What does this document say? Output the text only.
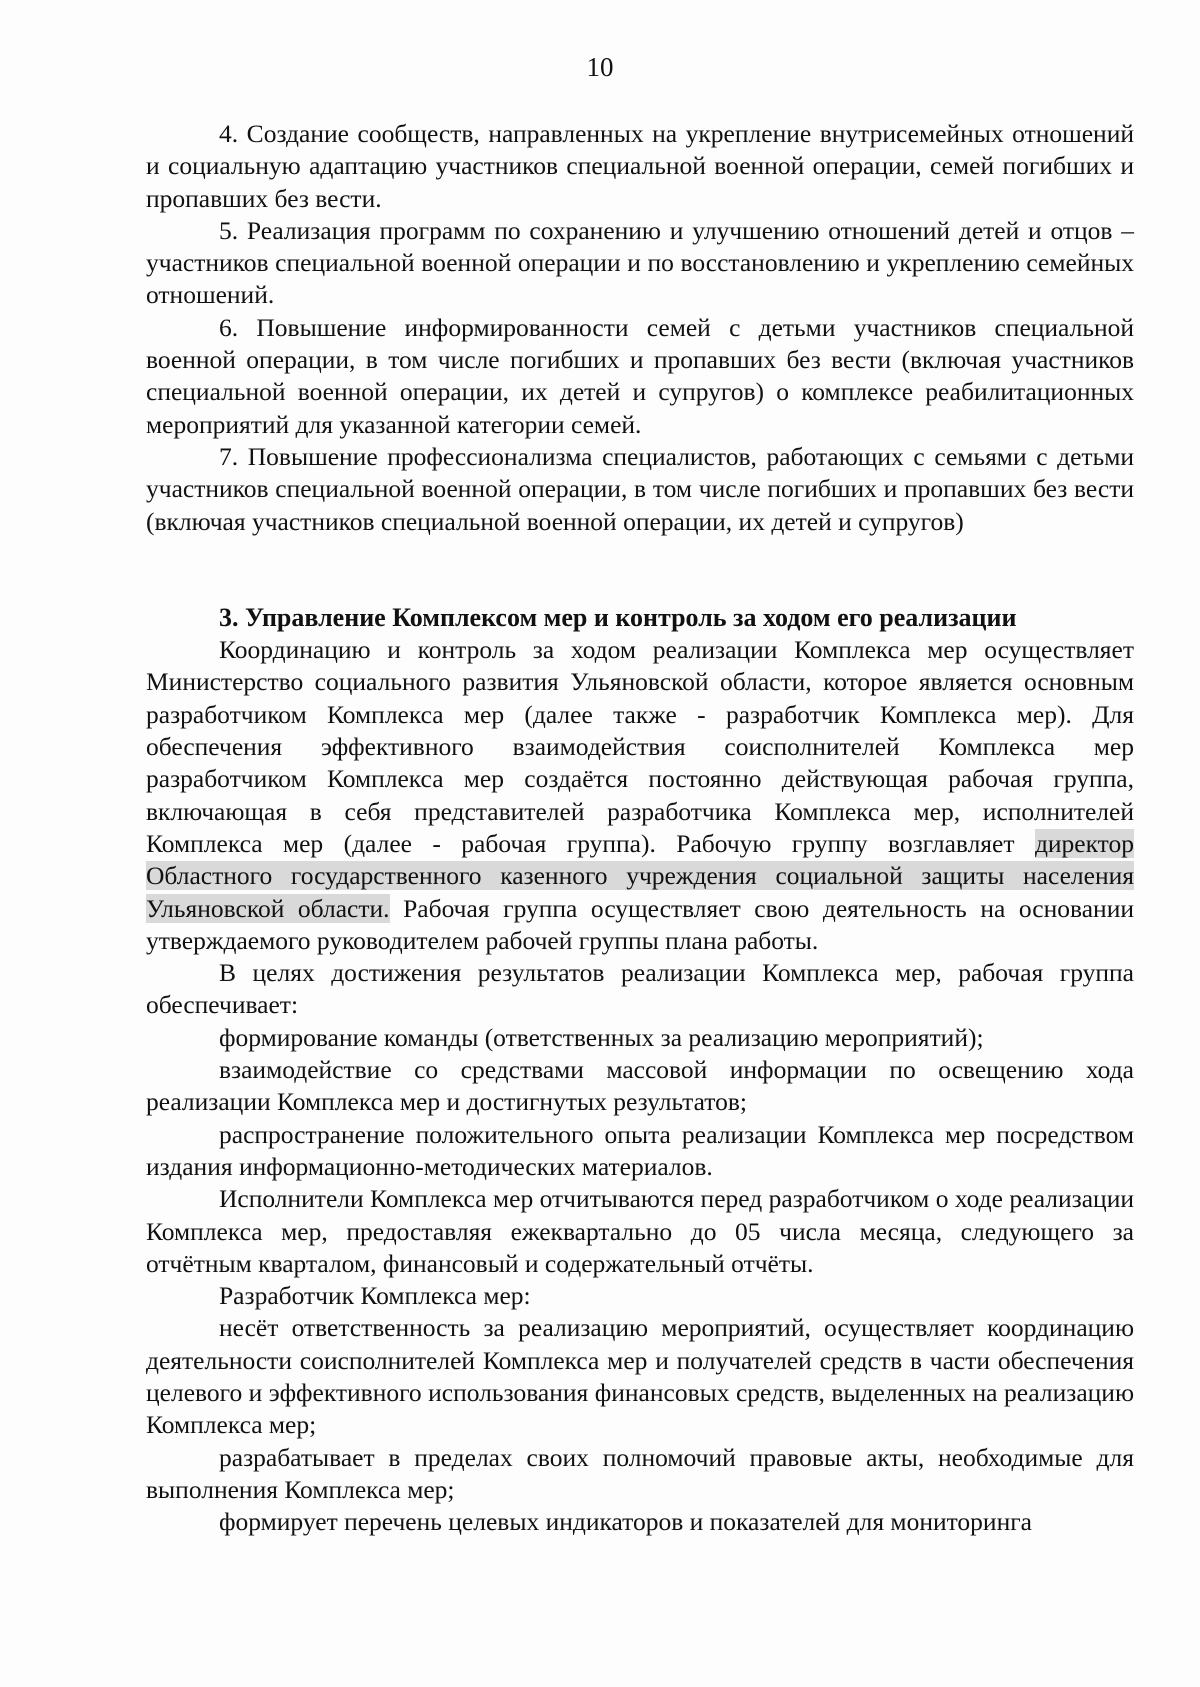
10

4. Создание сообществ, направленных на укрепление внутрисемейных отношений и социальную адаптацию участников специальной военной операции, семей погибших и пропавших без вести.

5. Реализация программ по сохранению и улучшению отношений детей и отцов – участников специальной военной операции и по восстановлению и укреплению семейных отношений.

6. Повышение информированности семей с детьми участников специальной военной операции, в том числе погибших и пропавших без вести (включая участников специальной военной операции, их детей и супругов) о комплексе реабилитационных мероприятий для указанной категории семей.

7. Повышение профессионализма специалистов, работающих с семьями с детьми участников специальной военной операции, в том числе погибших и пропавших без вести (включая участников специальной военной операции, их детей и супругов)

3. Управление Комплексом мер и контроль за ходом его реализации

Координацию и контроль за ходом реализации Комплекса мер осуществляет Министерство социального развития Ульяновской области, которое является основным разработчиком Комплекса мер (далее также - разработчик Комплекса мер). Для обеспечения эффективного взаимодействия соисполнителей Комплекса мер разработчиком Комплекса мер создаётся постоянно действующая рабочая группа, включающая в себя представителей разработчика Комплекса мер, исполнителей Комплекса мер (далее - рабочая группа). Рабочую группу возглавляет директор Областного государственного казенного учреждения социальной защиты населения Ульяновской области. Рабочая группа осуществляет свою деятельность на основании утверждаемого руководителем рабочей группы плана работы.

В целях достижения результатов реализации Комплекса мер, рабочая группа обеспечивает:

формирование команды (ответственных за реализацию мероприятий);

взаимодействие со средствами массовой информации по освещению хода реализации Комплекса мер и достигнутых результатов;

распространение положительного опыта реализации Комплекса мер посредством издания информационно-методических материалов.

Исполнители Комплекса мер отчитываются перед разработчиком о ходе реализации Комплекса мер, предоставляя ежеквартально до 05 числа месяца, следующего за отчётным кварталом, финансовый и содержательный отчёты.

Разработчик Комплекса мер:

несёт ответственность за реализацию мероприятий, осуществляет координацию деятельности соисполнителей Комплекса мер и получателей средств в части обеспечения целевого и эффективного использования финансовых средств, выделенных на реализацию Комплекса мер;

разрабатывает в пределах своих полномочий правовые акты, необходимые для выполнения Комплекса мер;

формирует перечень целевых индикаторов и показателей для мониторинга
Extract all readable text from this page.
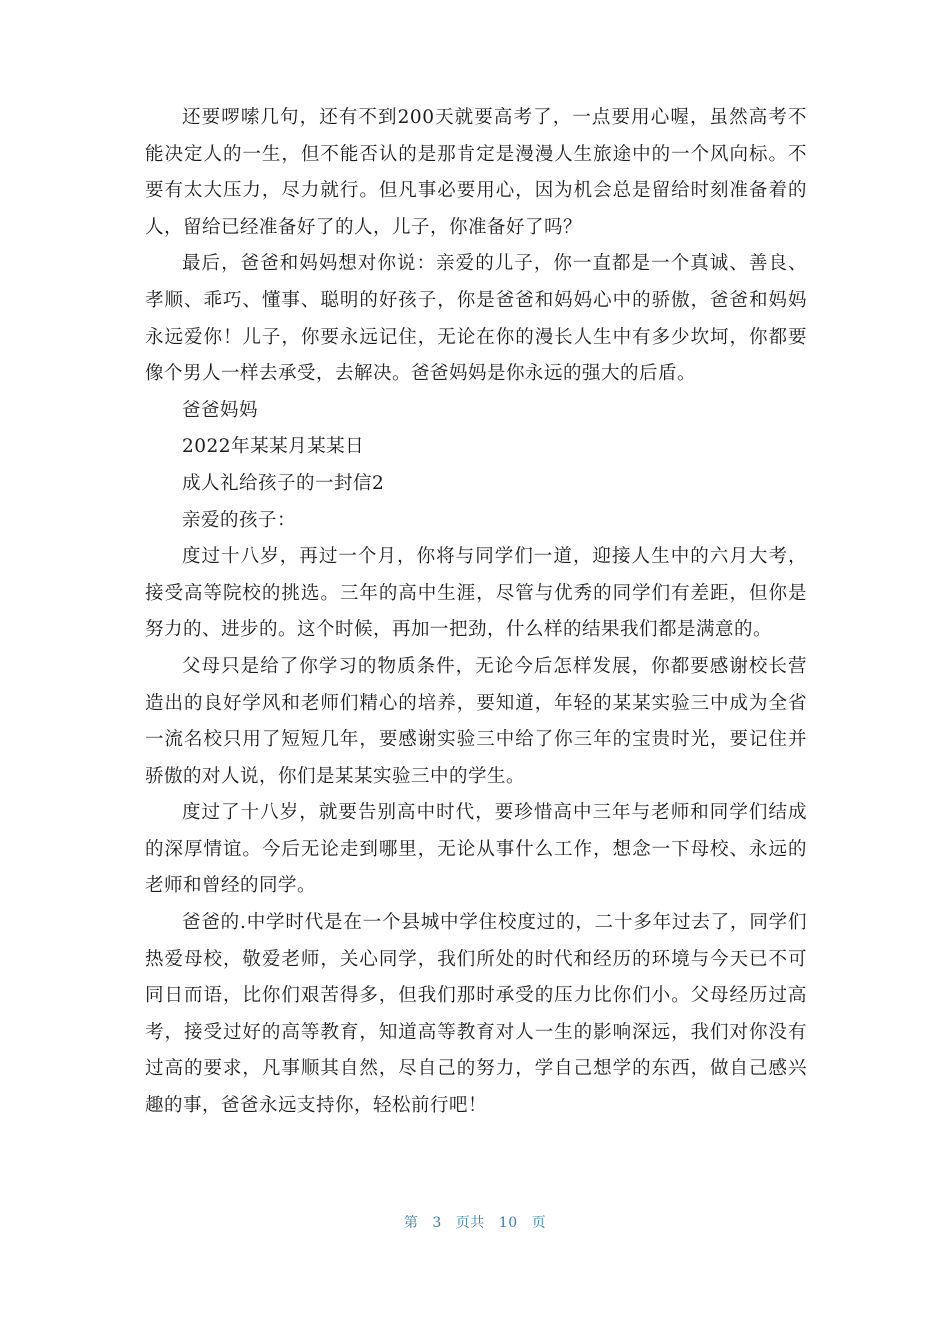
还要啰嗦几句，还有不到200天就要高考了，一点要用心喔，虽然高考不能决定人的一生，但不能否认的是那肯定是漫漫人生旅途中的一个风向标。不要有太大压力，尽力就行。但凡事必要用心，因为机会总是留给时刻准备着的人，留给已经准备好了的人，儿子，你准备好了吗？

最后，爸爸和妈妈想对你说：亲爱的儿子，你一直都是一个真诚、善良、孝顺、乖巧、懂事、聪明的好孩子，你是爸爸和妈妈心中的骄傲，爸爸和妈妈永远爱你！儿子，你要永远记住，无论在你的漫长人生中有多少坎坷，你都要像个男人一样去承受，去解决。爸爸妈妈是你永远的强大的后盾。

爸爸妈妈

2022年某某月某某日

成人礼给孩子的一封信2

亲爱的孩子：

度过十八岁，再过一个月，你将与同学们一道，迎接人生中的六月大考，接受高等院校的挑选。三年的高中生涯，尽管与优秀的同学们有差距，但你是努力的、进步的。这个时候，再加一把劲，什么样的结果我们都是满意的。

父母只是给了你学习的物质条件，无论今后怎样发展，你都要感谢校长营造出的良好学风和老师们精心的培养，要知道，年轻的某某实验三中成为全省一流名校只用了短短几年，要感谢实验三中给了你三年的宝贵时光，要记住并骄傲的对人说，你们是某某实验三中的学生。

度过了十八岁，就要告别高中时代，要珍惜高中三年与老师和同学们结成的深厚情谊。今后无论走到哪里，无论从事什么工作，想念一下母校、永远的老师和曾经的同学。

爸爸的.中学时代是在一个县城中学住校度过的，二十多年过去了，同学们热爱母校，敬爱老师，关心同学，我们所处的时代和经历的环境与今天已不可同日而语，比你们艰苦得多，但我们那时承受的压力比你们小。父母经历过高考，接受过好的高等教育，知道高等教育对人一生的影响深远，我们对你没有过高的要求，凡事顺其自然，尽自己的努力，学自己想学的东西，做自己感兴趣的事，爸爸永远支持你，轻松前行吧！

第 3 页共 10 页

### AIM OF THE TASK
Print each entry shown above with exact wording and no pictures.

### TASK RESPONSE
What does this document say? Output the text only.
10

4. Создание сообществ, направленных на укрепление внутрисемейных отношений и социальную адаптацию участников специальной военной операции, семей погибших и пропавших без вести.

5. Реализация программ по сохранению и улучшению отношений детей и отцов – участников специальной военной операции и по восстановлению и укреплению семейных отношений.

6. Повышение информированности семей с детьми участников специальной военной операции, в том числе погибших и пропавших без вести (включая участников специальной военной операции, их детей и супругов) о комплексе реабилитационных мероприятий для указанной категории семей.

7. Повышение профессионализма специалистов, работающих с семьями с детьми участников специальной военной операции, в том числе погибших и пропавших без вести (включая участников специальной военной операции, их детей и супругов)

3. Управление Комплексом мер и контроль за ходом его реализации

Координацию и контроль за ходом реализации Комплекса мер осуществляет Министерство социального развития Ульяновской области, которое является основным разработчиком Комплекса мер (далее также - разработчик Комплекса мер). Для обеспечения эффективного взаимодействия соисполнителей Комплекса мер разработчиком Комплекса мер создаётся постоянно действующая рабочая группа, включающая в себя представителей разработчика Комплекса мер, исполнителей Комплекса мер (далее - рабочая группа). Рабочую группу возглавляет директор Областного государственного казенного учреждения социальной защиты населения Ульяновской области. Рабочая группа осуществляет свою деятельность на основании утверждаемого руководителем рабочей группы плана работы.

В целях достижения результатов реализации Комплекса мер, рабочая группа обеспечивает:

формирование команды (ответственных за реализацию мероприятий);

взаимодействие со средствами массовой информации по освещению хода реализации Комплекса мер и достигнутых результатов;

распространение положительного опыта реализации Комплекса мер посредством издания информационно-методических материалов.

Исполнители Комплекса мер отчитываются перед разработчиком о ходе реализации Комплекса мер, предоставляя ежеквартально до 05 числа месяца, следующего за отчётным кварталом, финансовый и содержательный отчёты.

Разработчик Комплекса мер:

несёт ответственность за реализацию мероприятий, осуществляет координацию деятельности соисполнителей Комплекса мер и получателей средств в части обеспечения целевого и эффективного использования финансовых средств, выделенных на реализацию Комплекса мер;

разрабатывает в пределах своих полномочий правовые акты, необходимые для выполнения Комплекса мер;

формирует перечень целевых индикаторов и показателей для мониторинга
Extract all readable text from this page.
还要啰嗦几句，还有不到200天就要高考了，一点要用心喔，虽然高考不能决定人的一生，但不能否认的是那肯定是漫漫人生旅途中的一个风向标。不要有太大压力，尽力就行。但凡事必要用心，因为机会总是留给时刻准备着的人，留给已经准备好了的人，儿子，你准备好了吗？

最后，爸爸和妈妈想对你说：亲爱的儿子，你一直都是一个真诚、善良、孝顺、乖巧、懂事、聪明的好孩子，你是爸爸和妈妈心中的骄傲，爸爸和妈妈永远爱你！儿子，你要永远记住，无论在你的漫长人生中有多少坎坷，你都要像个男人一样去承受，去解决。爸爸妈妈是你永远的强大的后盾。

爸爸妈妈

2022年某某月某某日

成人礼给孩子的一封信2

亲爱的孩子：

度过十八岁，再过一个月，你将与同学们一道，迎接人生中的六月大考，接受高等院校的挑选。三年的高中生涯，尽管与优秀的同学们有差距，但你是努力的、进步的。这个时候，再加一把劲，什么样的结果我们都是满意的。

父母只是给了你学习的物质条件，无论今后怎样发展，你都要感谢校长营造出的良好学风和老师们精心的培养，要知道，年轻的某某实验三中成为全省一流名校只用了短短几年，要感谢实验三中给了你三年的宝贵时光，要记住并骄傲的对人说，你们是某某实验三中的学生。

度过了十八岁，就要告别高中时代，要珍惜高中三年与老师和同学们结成的深厚情谊。今后无论走到哪里，无论从事什么工作，想念一下母校、永远的老师和曾经的同学。

爸爸的.中学时代是在一个县城中学住校度过的，二十多年过去了，同学们热爱母校，敬爱老师，关心同学，我们所处的时代和经历的环境与今天已不可同日而语，比你们艰苦得多，但我们那时承受的压力比你们小。父母经历过高考，接受过好的高等教育，知道高等教育对人一生的影响深远，我们对你没有过高的要求，凡事顺其自然，尽自己的努力，学自己想学的东西，做自己感兴趣的事，爸爸永远支持你，轻松前行吧！

第 3 页共 10 页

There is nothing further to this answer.